(Stored items)
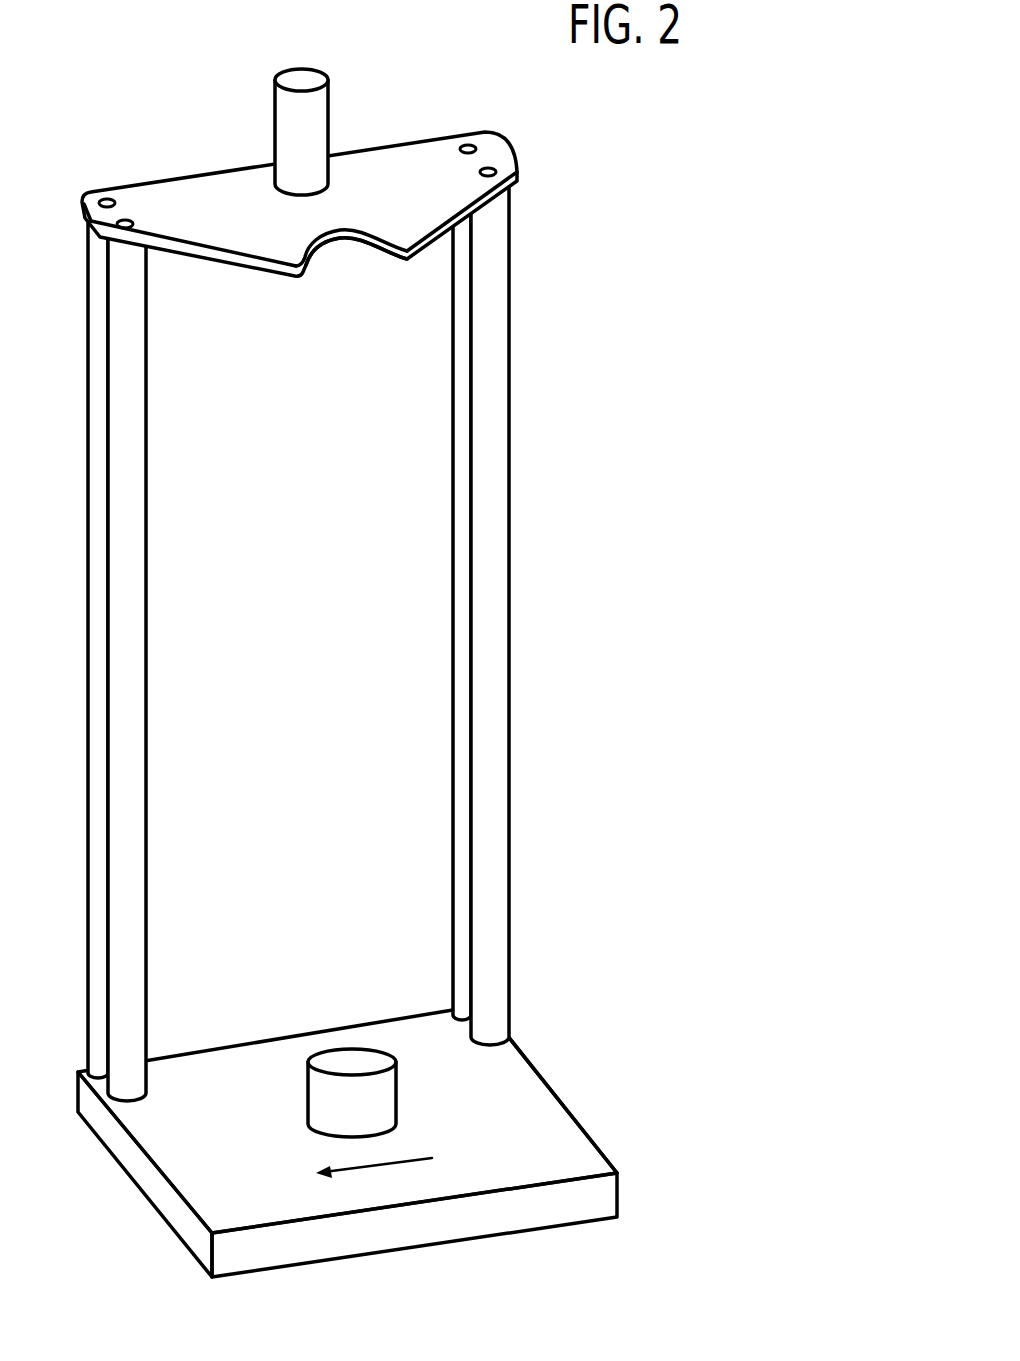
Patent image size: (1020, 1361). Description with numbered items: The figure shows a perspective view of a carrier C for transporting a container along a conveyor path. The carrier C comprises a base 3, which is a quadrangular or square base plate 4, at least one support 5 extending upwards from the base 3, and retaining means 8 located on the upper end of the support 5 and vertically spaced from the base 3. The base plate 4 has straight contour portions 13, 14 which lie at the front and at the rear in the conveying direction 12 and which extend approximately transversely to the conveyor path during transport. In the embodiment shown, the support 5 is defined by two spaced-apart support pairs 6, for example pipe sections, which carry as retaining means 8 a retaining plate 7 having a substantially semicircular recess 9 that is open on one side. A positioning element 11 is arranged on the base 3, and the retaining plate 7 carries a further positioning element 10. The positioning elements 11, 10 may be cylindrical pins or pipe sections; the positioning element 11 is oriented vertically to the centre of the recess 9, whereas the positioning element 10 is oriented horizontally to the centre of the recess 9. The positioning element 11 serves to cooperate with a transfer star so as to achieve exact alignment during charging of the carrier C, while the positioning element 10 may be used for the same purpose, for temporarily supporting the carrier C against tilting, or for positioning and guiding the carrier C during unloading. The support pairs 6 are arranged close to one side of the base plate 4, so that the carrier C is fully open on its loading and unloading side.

The base 3 is at (365, 1131).
The base plate 4 is at (567, 1145).
The support 5 is at (520, 592).
The support pairs 6 is at (485, 598).
The retaining plate 7 is at (299, 243).
The retaining means 8 is at (299, 231).
The recess 9 is at (352, 242).
The positioning element 10 is at (320, 108).
The positioning element 11 is at (390, 1095).
The conveying direction 12 is at (388, 1163).
The straight contour portion 13 is at (160, 1203).
The straight contour portion 14 is at (553, 1092).
The carrier C is at (341, 583).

• _Problem details_:
Return every line above that contains the string "support", treating uppercase and lowercase letters as distinct.

• _Problem solution_:
Patent image size: (1020, 1361). Description with numbered items: The figure shows a perspective view of a carrier C for transporting a container along a conveyor path. The carrier C comprises a base 3, which is a quadrangular or square base plate 4, at least one support 5 extending upwards from the base 3, and retaining means 8 located on the upper end of the support 5 and vertically spaced from the base 3. The base plate 4 has straight contour portions 13, 14 which lie at the front and at the rear in the conveying direction 12 and which extend approximately transversely to the conveyor path during transport. In the embodiment shown, the support 5 is defined by two spaced-apart support pairs 6, for example pipe sections, which carry as retaining means 8 a retaining plate 7 having a substantially semicircular recess 9 that is open on one side. A positioning element 11 is arranged on the base 3, and the retaining plate 7 carries a further positioning element 10. The positioning elements 11, 10 may be cylindrical pins or pipe sections; the positioning element 11 is oriented vertically to the centre of the recess 9, whereas the positioning element 10 is oriented horizontally to the centre of the recess 9. The positioning element 11 serves to cooperate with a transfer star so as to achieve exact alignment during charging of the carrier C, while the positioning element 10 may be used for the same purpose, for temporarily supporting the carrier C against tilting, or for positioning and guiding the carrier C during unloading. The support pairs 6 are arranged close to one side of the base plate 4, so that the carrier C is fully open on its loading and unloading side.
The support 5 is at (520, 592).
The support pairs 6 is at (485, 598).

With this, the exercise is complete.